= WHAT YOU SHOULD DO =
Reproduce each of the following records verbatim, line for line, without altering any character.

>> start

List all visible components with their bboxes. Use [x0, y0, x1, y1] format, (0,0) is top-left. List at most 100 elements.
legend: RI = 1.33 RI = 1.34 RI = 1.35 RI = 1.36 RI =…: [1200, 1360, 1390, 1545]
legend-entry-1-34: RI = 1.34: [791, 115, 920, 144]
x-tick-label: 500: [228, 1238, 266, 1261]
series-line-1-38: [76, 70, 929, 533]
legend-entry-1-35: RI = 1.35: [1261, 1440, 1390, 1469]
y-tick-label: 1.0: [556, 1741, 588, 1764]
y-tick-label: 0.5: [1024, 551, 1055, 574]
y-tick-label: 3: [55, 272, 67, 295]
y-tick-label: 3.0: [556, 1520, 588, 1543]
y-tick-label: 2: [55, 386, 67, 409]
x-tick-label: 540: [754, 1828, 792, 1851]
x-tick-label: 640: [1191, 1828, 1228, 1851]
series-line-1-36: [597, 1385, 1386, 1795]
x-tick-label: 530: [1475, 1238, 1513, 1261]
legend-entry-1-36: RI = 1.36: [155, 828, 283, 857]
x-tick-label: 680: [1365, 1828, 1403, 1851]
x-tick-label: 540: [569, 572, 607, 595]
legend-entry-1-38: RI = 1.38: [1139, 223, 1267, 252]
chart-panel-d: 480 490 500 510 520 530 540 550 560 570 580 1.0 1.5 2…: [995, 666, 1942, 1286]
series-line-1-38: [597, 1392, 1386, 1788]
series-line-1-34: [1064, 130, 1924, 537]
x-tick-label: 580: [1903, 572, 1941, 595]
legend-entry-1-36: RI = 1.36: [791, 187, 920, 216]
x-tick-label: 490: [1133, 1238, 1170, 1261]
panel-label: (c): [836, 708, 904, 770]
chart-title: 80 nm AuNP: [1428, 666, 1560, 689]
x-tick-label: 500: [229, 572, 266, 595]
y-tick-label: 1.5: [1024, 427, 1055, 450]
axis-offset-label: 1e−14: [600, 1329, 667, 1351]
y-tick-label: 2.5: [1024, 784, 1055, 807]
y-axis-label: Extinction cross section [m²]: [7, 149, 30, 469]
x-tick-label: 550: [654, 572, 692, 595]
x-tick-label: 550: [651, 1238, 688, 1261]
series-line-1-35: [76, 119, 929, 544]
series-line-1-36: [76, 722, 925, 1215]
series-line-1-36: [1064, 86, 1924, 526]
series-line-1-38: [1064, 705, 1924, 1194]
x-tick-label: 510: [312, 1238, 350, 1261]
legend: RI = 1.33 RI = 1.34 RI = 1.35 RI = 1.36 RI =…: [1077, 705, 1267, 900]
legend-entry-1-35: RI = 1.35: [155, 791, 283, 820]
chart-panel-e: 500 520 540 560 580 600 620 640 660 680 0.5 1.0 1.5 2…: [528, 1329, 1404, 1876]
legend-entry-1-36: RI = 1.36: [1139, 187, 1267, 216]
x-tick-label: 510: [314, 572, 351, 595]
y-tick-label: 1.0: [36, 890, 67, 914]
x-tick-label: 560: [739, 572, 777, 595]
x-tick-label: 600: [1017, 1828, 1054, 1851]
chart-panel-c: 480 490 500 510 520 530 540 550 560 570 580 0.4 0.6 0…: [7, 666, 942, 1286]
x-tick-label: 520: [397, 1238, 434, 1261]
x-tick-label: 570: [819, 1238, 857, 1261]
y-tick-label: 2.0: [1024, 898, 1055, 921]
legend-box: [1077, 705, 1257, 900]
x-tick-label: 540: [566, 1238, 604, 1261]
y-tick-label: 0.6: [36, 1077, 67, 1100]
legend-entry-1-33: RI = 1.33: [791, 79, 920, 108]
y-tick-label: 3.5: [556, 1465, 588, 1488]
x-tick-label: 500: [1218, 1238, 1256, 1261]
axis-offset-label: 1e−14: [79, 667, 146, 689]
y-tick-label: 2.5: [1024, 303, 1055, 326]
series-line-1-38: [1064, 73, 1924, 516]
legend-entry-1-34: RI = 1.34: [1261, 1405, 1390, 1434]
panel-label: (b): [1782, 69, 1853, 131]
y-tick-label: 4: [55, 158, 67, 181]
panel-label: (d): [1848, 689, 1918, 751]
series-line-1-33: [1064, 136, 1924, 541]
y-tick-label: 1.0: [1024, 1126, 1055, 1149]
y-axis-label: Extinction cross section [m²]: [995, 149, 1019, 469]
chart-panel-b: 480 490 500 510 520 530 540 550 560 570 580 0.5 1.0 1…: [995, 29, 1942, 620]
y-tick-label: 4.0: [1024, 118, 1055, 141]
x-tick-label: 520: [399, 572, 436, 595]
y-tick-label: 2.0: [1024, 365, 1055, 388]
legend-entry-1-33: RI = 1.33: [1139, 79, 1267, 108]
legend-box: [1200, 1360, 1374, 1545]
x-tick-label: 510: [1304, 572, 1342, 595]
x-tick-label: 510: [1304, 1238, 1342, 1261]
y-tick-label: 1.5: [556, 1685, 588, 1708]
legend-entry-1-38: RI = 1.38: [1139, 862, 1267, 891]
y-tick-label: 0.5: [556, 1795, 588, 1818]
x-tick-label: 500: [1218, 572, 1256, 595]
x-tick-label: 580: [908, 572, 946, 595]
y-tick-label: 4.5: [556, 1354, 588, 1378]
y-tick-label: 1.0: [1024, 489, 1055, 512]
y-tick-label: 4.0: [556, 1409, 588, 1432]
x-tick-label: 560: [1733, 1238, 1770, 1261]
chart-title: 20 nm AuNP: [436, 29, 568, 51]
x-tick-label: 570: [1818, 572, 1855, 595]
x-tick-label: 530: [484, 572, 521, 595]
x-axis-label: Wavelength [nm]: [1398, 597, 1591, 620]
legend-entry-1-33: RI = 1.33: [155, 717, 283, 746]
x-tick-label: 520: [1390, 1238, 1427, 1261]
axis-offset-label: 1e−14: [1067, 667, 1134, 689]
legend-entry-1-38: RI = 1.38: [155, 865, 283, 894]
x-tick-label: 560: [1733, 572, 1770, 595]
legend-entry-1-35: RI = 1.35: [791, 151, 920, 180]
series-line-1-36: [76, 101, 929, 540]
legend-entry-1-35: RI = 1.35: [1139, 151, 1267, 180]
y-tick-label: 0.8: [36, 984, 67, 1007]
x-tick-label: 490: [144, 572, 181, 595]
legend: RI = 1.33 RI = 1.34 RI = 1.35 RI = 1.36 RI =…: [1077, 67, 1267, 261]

>> end

= ANSWER TO THIS TASK =
List all visible components with their bboxes. Use [x0, y0, x1, y1] format, (0,0) is top-left. List at most 100 elements.
legend: RI = 1.33 RI = 1.34 RI = 1.35 RI = 1.36 RI =…: [1200, 1360, 1390, 1545]
legend-entry-1-34: RI = 1.34: [791, 115, 920, 144]
x-tick-label: 500: [228, 1238, 266, 1261]
series-line-1-38: [76, 70, 929, 533]
legend-entry-1-35: RI = 1.35: [1261, 1440, 1390, 1469]
y-tick-label: 1.0: [556, 1741, 588, 1764]
y-tick-label: 0.5: [1024, 551, 1055, 574]
y-tick-label: 3: [55, 272, 67, 295]
y-tick-label: 3.0: [556, 1520, 588, 1543]
y-tick-label: 2: [55, 386, 67, 409]
x-tick-label: 540: [754, 1828, 792, 1851]
x-tick-label: 640: [1191, 1828, 1228, 1851]
series-line-1-36: [597, 1385, 1386, 1795]
x-tick-label: 530: [1475, 1238, 1513, 1261]
legend-entry-1-36: RI = 1.36: [155, 828, 283, 857]
x-tick-label: 680: [1365, 1828, 1403, 1851]
x-tick-label: 540: [569, 572, 607, 595]
legend-entry-1-38: RI = 1.38: [1139, 223, 1267, 252]
chart-panel-d: 480 490 500 510 520 530 540 550 560 570 580 1.0 1.5 2…: [995, 666, 1942, 1286]
series-line-1-38: [597, 1392, 1386, 1788]
series-line-1-34: [1064, 130, 1924, 537]
x-tick-label: 580: [1903, 572, 1941, 595]
legend-entry-1-36: RI = 1.36: [791, 187, 920, 216]
x-tick-label: 490: [1133, 1238, 1170, 1261]
panel-label: (c): [836, 708, 904, 770]
chart-title: 80 nm AuNP: [1428, 666, 1560, 689]
x-tick-label: 500: [229, 572, 266, 595]
y-tick-label: 1.5: [1024, 427, 1055, 450]
axis-offset-label: 1e−14: [600, 1329, 667, 1351]
y-tick-label: 2.5: [1024, 784, 1055, 807]
y-axis-label: Extinction cross section [m²]: [7, 149, 30, 469]
x-tick-label: 550: [654, 572, 692, 595]
x-tick-label: 550: [651, 1238, 688, 1261]
series-line-1-35: [76, 119, 929, 544]
series-line-1-36: [76, 722, 925, 1215]
series-line-1-36: [1064, 86, 1924, 526]
series-line-1-38: [1064, 705, 1924, 1194]
x-tick-label: 510: [312, 1238, 350, 1261]
legend: RI = 1.33 RI = 1.34 RI = 1.35 RI = 1.36 RI =…: [1077, 705, 1267, 900]
legend-entry-1-35: RI = 1.35: [155, 791, 283, 820]
chart-panel-e: 500 520 540 560 580 600 620 640 660 680 0.5 1.0 1.5 2…: [528, 1329, 1404, 1876]
legend-entry-1-36: RI = 1.36: [1139, 187, 1267, 216]
x-tick-label: 510: [314, 572, 351, 595]
y-tick-label: 1.0: [36, 890, 67, 914]
x-tick-label: 560: [739, 572, 777, 595]
x-tick-label: 600: [1017, 1828, 1054, 1851]
chart-panel-c: 480 490 500 510 520 530 540 550 560 570 580 0.4 0.6 0…: [7, 666, 942, 1286]
x-tick-label: 520: [397, 1238, 434, 1261]
x-tick-label: 570: [819, 1238, 857, 1261]
y-tick-label: 2.0: [1024, 898, 1055, 921]
legend-box: [1077, 705, 1257, 900]
x-tick-label: 540: [566, 1238, 604, 1261]
y-tick-label: 0.6: [36, 1077, 67, 1100]
legend-entry-1-33: RI = 1.33: [791, 79, 920, 108]
y-tick-label: 3.5: [556, 1465, 588, 1488]
x-tick-label: 500: [1218, 1238, 1256, 1261]
axis-offset-label: 1e−14: [79, 667, 146, 689]
y-tick-label: 2.5: [1024, 303, 1055, 326]
series-line-1-38: [1064, 73, 1924, 516]
legend-entry-1-34: RI = 1.34: [1261, 1405, 1390, 1434]
panel-label: (b): [1782, 69, 1853, 131]
y-tick-label: 4: [55, 158, 67, 181]
panel-label: (d): [1848, 689, 1918, 751]
series-line-1-33: [1064, 136, 1924, 541]
y-tick-label: 1.0: [1024, 1126, 1055, 1149]
y-axis-label: Extinction cross section [m²]: [995, 149, 1019, 469]
chart-panel-b: 480 490 500 510 520 530 540 550 560 570 580 0.5 1.0 1…: [995, 29, 1942, 620]
y-tick-label: 4.0: [1024, 118, 1055, 141]
x-tick-label: 520: [399, 572, 436, 595]
y-tick-label: 2.0: [1024, 365, 1055, 388]
legend-entry-1-33: RI = 1.33: [1139, 79, 1267, 108]
legend-box: [1200, 1360, 1374, 1545]
x-tick-label: 510: [1304, 572, 1342, 595]
x-tick-label: 510: [1304, 1238, 1342, 1261]
y-tick-label: 1.5: [556, 1685, 588, 1708]
legend-entry-1-38: RI = 1.38: [1139, 862, 1267, 891]
y-tick-label: 0.5: [556, 1795, 588, 1818]
x-tick-label: 500: [1218, 572, 1256, 595]
x-tick-label: 580: [908, 572, 946, 595]
y-tick-label: 4.5: [556, 1354, 588, 1378]
y-tick-label: 1.0: [1024, 489, 1055, 512]
y-tick-label: 4.0: [556, 1409, 588, 1432]
x-tick-label: 560: [1733, 1238, 1770, 1261]
chart-title: 20 nm AuNP: [436, 29, 568, 51]
x-tick-label: 570: [1818, 572, 1855, 595]
x-tick-label: 530: [484, 572, 521, 595]
x-axis-label: Wavelength [nm]: [1398, 597, 1591, 620]
legend-entry-1-33: RI = 1.33: [155, 717, 283, 746]
x-tick-label: 520: [1390, 1238, 1427, 1261]
axis-offset-label: 1e−14: [1067, 667, 1134, 689]
legend-entry-1-38: RI = 1.38: [155, 865, 283, 894]
x-tick-label: 560: [1733, 572, 1770, 595]
legend-entry-1-35: RI = 1.35: [791, 151, 920, 180]
series-line-1-36: [76, 101, 929, 540]
legend-entry-1-35: RI = 1.35: [1139, 151, 1267, 180]
y-tick-label: 0.8: [36, 984, 67, 1007]
x-tick-label: 490: [144, 572, 181, 595]
legend: RI = 1.33 RI = 1.34 RI = 1.35 RI = 1.36 RI =…: [1077, 67, 1267, 261]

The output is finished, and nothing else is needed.